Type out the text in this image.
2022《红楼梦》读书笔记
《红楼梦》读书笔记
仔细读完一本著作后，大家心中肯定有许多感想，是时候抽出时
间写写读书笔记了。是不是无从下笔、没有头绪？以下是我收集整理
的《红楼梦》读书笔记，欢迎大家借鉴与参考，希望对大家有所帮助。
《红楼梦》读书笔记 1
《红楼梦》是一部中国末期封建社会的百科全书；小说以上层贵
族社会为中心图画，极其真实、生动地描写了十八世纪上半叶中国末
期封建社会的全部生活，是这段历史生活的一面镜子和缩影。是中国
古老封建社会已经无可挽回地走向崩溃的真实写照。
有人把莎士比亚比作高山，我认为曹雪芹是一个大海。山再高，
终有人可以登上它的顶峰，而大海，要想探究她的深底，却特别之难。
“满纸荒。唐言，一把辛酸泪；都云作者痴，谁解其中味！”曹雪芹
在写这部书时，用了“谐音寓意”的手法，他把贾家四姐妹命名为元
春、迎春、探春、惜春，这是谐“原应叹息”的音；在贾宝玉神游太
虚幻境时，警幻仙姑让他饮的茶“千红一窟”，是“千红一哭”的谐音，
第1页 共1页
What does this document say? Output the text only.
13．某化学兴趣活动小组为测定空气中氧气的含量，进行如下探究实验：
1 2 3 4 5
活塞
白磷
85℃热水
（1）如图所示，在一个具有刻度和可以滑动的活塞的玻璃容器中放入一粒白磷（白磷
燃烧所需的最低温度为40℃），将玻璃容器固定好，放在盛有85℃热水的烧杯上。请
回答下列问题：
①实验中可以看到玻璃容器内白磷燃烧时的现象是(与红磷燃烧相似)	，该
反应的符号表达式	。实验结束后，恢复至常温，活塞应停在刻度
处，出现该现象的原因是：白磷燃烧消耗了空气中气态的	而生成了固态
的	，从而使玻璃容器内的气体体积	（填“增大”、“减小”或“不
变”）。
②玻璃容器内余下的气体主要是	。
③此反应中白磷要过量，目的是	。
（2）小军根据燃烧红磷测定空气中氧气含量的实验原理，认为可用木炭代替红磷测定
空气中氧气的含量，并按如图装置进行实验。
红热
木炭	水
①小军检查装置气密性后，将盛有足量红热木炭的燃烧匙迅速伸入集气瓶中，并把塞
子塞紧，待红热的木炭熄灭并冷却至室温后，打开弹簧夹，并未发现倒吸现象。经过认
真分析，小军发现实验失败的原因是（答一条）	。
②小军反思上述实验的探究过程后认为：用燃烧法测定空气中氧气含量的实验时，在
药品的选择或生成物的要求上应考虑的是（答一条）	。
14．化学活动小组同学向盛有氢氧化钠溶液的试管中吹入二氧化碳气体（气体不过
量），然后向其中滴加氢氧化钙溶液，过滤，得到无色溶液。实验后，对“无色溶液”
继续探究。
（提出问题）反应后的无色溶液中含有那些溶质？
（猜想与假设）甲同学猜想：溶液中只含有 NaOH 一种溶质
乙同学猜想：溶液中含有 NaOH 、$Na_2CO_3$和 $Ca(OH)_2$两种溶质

* **Instructions to follow**
Locate the word "this" in the data above. Copy every line carrying it.

* **Exercise result**
Type out the text in this image.
What does this document say? Output the text only.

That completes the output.